Copy each line in the data that includes the word "hint".

SOURCE DATA:

· · · ·

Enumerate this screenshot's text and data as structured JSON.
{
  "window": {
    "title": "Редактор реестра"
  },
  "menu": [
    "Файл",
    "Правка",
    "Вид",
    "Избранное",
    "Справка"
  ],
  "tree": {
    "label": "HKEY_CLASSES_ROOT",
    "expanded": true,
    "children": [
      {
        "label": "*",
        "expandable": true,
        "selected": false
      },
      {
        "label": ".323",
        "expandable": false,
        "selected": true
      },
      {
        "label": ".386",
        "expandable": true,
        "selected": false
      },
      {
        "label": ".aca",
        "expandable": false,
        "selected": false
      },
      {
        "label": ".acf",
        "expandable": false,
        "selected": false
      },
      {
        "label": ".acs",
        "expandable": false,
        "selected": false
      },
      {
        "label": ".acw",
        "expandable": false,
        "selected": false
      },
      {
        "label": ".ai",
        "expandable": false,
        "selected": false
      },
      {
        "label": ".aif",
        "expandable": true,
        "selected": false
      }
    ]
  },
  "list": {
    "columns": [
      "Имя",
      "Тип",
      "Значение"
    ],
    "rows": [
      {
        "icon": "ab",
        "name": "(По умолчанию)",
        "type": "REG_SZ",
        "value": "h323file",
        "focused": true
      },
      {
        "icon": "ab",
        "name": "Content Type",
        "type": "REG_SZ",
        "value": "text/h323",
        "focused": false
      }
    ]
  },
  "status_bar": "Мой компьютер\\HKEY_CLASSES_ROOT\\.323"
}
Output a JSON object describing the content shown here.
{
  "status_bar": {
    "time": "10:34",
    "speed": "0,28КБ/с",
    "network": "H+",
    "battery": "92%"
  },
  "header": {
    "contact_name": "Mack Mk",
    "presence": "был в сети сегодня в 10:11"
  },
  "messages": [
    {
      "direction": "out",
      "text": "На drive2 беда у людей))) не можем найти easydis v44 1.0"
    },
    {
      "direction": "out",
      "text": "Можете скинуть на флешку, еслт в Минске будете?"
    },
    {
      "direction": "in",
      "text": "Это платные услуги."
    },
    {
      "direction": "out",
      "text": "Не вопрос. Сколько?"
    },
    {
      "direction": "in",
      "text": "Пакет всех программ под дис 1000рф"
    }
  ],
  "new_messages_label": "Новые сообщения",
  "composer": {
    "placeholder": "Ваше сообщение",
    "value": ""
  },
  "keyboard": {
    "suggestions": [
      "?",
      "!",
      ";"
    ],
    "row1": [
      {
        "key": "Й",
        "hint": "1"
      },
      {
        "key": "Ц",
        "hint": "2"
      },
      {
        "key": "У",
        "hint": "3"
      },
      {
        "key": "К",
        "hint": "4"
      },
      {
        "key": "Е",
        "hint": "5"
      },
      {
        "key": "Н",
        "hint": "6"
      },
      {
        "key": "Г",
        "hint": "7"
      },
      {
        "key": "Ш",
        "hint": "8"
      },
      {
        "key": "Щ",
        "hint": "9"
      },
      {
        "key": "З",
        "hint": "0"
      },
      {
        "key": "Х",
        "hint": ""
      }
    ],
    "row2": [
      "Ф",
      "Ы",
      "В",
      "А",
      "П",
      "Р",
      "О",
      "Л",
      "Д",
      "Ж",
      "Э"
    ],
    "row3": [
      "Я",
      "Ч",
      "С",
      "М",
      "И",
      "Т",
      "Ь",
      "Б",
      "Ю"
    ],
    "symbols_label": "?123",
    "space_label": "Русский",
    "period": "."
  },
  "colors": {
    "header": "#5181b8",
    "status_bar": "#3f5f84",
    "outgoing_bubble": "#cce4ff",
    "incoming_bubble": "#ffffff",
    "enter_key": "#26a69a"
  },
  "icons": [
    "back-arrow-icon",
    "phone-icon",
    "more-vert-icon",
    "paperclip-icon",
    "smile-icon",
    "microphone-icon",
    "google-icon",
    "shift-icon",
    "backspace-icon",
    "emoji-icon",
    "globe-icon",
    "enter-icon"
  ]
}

· · · ·

RESPONSE BELOW:
        "hint": "1"
        "hint": "2"
        "hint": "3"
        "hint": "4"
        "hint": "5"
        "hint": "6"
        "hint": "7"
        "hint": "8"
        "hint": "9"
        "hint": "0"
        "hint": ""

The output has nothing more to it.